--- To do ---
a) Answer these questions from the passage on COVID-19 rules for nursing homes and hospitals:
(i) What penalty may a facility face for a single instance of noncompliance with the testing requirements?
(ii) How much additional Provider Relief Fund money was announced on July 22, 2020?
(iii) What may hospitals face if they cannot correct reporting deficiencies?
b) Write the next few sentences of the passage on COVID-19 rules for nursing homes and hospitals, picking up after its final sentence.

--- Passage ---

● ● ●

Nursing homes will be accountable for the testing requirement by surveyors who will inspect nursing homes for adherence to the new testing requirements. Facilities that do not comply with the new requirements will be cited for non-compliance and may face enforcement sanctions based on the severity of the noncompliance, such as civil money penalties in excess of $400 per day, or over $8,000 for an instance of noncompliance.

Facilities can offset the cost of testing through funding from the Provider Relief Fund, authorized under the CARES Act. On July 22, 2020, President Trump announced the release of an additional $5 billion from the Provider Relief Fund to help nursing homes address critical needs, including hiring additional staff, increasing testing, and providing additional services, such as technology so residents can connect with their families if they are not able to visit.  The $5 billion comes on top of a previous $4.9 billion allocation of Provider Relief Funds to nursing homes made in May.

New Data Reporting Rules

The emergency regulations will also require hospitals and critical access hospitals to report daily important data critical to support the fight against COVID-19, including, but not limited to elements such as the number of confirmed or suspected COVID-19 positive patients, ICU beds occupied, and availability of essential supplies and equipment such as ventilators and PPE.  These elements are essential for planning, monitoring, and resource allocation during the COVID-19 Public Health Emergency (PHE).  While many hospitals are voluntarily reporting this information now, not all are. The new rules make reporting a requirement of participation in the Medicare and Medicaid programs. This reporting is needed to support broader surveillance of COVID-19.

The new rules also require reporting of in-house test results in order to ensure a more complete picture in the nationwide surveillance of COVID-19, as well as a more efficient allocation of PPE and other vital supplies. Hospitals will face possible termination of Medicare and Medicaid payment if unable to correct reporting deficiencies.

● ● ●

Document layout detection data
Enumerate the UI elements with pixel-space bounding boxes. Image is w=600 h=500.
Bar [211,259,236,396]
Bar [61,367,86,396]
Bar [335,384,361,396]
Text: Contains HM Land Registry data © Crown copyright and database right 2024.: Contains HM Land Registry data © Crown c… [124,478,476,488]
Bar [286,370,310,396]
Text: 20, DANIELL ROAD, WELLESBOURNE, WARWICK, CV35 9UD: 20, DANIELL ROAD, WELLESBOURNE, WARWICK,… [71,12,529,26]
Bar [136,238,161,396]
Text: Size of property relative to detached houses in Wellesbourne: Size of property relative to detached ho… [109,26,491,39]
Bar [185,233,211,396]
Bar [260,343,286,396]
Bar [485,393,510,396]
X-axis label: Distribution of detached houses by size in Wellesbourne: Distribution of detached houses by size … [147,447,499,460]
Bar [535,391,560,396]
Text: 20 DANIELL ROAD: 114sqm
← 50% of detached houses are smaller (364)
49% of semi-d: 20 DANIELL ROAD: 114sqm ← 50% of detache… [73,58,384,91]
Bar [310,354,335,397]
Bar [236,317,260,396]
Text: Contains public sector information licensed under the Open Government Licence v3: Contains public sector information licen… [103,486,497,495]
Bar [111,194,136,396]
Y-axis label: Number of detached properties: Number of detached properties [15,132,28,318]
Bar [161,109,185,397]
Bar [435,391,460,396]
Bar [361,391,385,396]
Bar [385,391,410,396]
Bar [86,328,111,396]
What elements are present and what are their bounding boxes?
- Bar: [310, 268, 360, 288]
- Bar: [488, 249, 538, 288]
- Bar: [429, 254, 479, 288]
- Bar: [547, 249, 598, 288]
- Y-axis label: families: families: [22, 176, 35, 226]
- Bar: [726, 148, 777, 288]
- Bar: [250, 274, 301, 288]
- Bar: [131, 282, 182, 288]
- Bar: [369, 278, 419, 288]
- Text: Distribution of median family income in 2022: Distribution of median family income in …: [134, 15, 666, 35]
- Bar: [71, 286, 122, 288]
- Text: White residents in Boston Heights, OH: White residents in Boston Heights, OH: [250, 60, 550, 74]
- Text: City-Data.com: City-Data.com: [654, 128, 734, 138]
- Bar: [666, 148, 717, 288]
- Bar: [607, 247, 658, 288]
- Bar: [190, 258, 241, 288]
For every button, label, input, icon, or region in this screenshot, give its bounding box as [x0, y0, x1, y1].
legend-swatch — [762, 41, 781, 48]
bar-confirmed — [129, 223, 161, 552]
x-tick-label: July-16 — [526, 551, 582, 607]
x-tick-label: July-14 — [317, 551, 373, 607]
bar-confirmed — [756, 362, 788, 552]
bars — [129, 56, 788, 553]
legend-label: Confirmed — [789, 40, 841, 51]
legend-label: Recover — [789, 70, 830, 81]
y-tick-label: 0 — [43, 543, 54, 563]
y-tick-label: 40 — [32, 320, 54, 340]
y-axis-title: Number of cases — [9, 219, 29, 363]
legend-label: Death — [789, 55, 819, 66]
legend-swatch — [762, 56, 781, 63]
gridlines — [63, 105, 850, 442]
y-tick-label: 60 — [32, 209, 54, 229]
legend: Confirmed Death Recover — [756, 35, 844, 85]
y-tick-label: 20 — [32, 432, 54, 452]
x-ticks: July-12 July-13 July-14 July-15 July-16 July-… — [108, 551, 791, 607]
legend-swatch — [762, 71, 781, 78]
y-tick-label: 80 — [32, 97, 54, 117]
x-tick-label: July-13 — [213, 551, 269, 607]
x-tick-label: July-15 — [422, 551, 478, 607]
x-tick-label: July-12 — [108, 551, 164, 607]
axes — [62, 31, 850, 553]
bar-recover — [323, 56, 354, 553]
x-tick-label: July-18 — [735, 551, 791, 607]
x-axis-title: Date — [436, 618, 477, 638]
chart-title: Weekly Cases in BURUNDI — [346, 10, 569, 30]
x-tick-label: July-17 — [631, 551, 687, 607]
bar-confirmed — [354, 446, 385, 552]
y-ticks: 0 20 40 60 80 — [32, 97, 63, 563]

● ● ●

--- Answers to the tasks ---
a)
(i) A civil money penalty of over $8,000.
(ii) An additional $5 billion.
(iii) Possible termination of Medicare and Medicaid payment.

b)
All laboratories conducting COVID-19 testing and reporting patient-specific results—including hospital labs, nursing homes, and other facilities conducting testing for COVID-19—must report their results to the HHS Secretary. If a laboratory does not report the required information, CMS will impose a civil monetary penalty in the amount of $1,000 a day for the first day, and $500 for each subsequent day. Labs will have a one-time, three-week grace period to begin reporting required test data. This requirement complements existing HHS guidance requiring laboratories to report test results and additional information, such as demographic data.

This change allows CMS to take enforcement action against laboratories that fail to provide the required data, which is needed by federal, state, and local officials to conduct effective surveillance of the COVID-19 pandemic. 

Finally, CMS is revised its previous policy that covered repeated COVID-19 testing for Medicare beneficiaries without practitioner orders during the PHE. The revised policy specifies that each beneficiary may receive one COVID-19 test without the order of a physician or other health practitioner, but Medicare will require such an order for all further COVID-19 tests. This change helps ensure that beneficiaries receive appropriate medical attention if they need multiple tests. It is also designed to stop fraudsters from performing or billing for unnecessary tests.

To help ensure that beneficiaries have broad access to testing, CMS is also paying for tests when ordered by a pharmacist or other healthcare professional authorized under applicable state law to order diagnostic laboratory tests. Medicare makes payment for services of pharmacists and certain other healthcare professionals only when they have an arrangement with a physician or other billing practitioner. The changes being made allow Medicare to continue to pay for these tests during the PHE when they are ordered by pharmacists and other healthcare professionals without such an arrangement.